* [AIM OF THE EXERCISE] Reproduce every entry exactly as shown.

* [THE DATA]
*-*-*

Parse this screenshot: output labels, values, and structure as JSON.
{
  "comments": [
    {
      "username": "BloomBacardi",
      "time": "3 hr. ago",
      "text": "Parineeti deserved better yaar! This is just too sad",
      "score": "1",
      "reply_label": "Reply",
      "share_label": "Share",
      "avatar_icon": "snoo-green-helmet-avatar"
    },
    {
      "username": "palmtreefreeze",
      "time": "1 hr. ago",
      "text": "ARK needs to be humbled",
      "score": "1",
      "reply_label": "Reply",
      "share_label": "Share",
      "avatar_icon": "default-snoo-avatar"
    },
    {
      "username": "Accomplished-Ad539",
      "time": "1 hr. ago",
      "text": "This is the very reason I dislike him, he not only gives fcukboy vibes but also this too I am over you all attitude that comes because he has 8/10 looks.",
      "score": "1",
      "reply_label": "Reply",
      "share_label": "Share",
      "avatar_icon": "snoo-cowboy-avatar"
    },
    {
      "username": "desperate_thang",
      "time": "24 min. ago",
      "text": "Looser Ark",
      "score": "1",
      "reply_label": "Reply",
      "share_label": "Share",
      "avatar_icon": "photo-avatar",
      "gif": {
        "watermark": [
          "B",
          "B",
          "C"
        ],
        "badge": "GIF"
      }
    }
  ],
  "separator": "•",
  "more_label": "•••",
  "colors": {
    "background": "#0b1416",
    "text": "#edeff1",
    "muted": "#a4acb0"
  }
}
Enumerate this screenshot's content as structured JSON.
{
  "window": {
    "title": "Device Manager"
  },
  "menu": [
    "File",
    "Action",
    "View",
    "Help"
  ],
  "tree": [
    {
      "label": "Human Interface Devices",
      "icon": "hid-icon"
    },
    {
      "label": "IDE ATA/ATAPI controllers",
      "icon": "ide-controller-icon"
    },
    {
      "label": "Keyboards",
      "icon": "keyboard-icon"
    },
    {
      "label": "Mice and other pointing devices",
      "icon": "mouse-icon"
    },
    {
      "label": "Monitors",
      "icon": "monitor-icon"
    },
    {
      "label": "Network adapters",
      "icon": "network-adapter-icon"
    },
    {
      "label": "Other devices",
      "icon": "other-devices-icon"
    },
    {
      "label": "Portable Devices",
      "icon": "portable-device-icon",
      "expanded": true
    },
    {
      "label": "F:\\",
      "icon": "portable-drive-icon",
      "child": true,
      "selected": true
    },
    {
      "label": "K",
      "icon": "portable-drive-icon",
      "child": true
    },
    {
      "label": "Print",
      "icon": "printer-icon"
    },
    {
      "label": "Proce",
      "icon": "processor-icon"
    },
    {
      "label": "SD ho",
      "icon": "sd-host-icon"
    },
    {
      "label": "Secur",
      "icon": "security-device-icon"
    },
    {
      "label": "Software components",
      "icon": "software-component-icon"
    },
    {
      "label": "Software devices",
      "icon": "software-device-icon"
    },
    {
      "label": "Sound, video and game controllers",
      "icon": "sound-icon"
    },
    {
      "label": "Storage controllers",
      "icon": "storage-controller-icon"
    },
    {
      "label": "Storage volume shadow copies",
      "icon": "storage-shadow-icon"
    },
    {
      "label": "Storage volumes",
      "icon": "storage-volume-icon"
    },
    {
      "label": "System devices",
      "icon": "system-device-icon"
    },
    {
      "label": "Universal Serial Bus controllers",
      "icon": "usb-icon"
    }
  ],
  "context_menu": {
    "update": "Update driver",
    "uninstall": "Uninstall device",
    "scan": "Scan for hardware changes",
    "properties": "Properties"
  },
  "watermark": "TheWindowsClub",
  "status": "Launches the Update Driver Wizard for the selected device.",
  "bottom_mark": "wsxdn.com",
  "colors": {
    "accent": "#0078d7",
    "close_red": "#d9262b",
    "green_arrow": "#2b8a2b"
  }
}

*-*-*

* [EXERCISE ANSWER]
Parse this screenshot: output labels, values, and structure as JSON.
{
  "comments": [
    {
      "username": "BloomBacardi",
      "time": "3 hr. ago",
      "text": "Parineeti deserved better yaar! This is just too sad",
      "score": "1",
      "reply_label": "Reply",
      "share_label": "Share",
      "avatar_icon": "snoo-green-helmet-avatar"
    },
    {
      "username": "palmtreefreeze",
      "time": "1 hr. ago",
      "text": "ARK needs to be humbled",
      "score": "1",
      "reply_label": "Reply",
      "share_label": "Share",
      "avatar_icon": "default-snoo-avatar"
    },
    {
      "username": "Accomplished-Ad539",
      "time": "1 hr. ago",
      "text": "This is the very reason I dislike him, he not only gives fcukboy vibes but also this too I am over you all attitude that comes because he has 8/10 looks.",
      "score": "1",
      "reply_label": "Reply",
      "share_label": "Share",
      "avatar_icon": "snoo-cowboy-avatar"
    },
    {
      "username": "desperate_thang",
      "time": "24 min. ago",
      "text": "Looser Ark",
      "score": "1",
      "reply_label": "Reply",
      "share_label": "Share",
      "avatar_icon": "photo-avatar",
      "gif": {
        "watermark": [
          "B",
          "B",
          "C"
        ],
        "badge": "GIF"
      }
    }
  ],
  "separator": "•",
  "more_label": "•••",
  "colors": {
    "background": "#0b1416",
    "text": "#edeff1",
    "muted": "#a4acb0"
  }
}
Enumerate this screenshot's content as structured JSON.
{
  "window": {
    "title": "Device Manager"
  },
  "menu": [
    "File",
    "Action",
    "View",
    "Help"
  ],
  "tree": [
    {
      "label": "Human Interface Devices",
      "icon": "hid-icon"
    },
    {
      "label": "IDE ATA/ATAPI controllers",
      "icon": "ide-controller-icon"
    },
    {
      "label": "Keyboards",
      "icon": "keyboard-icon"
    },
    {
      "label": "Mice and other pointing devices",
      "icon": "mouse-icon"
    },
    {
      "label": "Monitors",
      "icon": "monitor-icon"
    },
    {
      "label": "Network adapters",
      "icon": "network-adapter-icon"
    },
    {
      "label": "Other devices",
      "icon": "other-devices-icon"
    },
    {
      "label": "Portable Devices",
      "icon": "portable-device-icon",
      "expanded": true
    },
    {
      "label": "F:\\",
      "icon": "portable-drive-icon",
      "child": true,
      "selected": true
    },
    {
      "label": "K",
      "icon": "portable-drive-icon",
      "child": true
    },
    {
      "label": "Print",
      "icon": "printer-icon"
    },
    {
      "label": "Proce",
      "icon": "processor-icon"
    },
    {
      "label": "SD ho",
      "icon": "sd-host-icon"
    },
    {
      "label": "Secur",
      "icon": "security-device-icon"
    },
    {
      "label": "Software components",
      "icon": "software-component-icon"
    },
    {
      "label": "Software devices",
      "icon": "software-device-icon"
    },
    {
      "label": "Sound, video and game controllers",
      "icon": "sound-icon"
    },
    {
      "label": "Storage controllers",
      "icon": "storage-controller-icon"
    },
    {
      "label": "Storage volume shadow copies",
      "icon": "storage-shadow-icon"
    },
    {
      "label": "Storage volumes",
      "icon": "storage-volume-icon"
    },
    {
      "label": "System devices",
      "icon": "system-device-icon"
    },
    {
      "label": "Universal Serial Bus controllers",
      "icon": "usb-icon"
    }
  ],
  "context_menu": {
    "update": "Update driver",
    "uninstall": "Uninstall device",
    "scan": "Scan for hardware changes",
    "properties": "Properties"
  },
  "watermark": "TheWindowsClub",
  "status": "Launches the Update Driver Wizard for the selected device.",
  "bottom_mark": "wsxdn.com",
  "colors": {
    "accent": "#0078d7",
    "close_red": "#d9262b",
    "green_arrow": "#2b8a2b"
  }
}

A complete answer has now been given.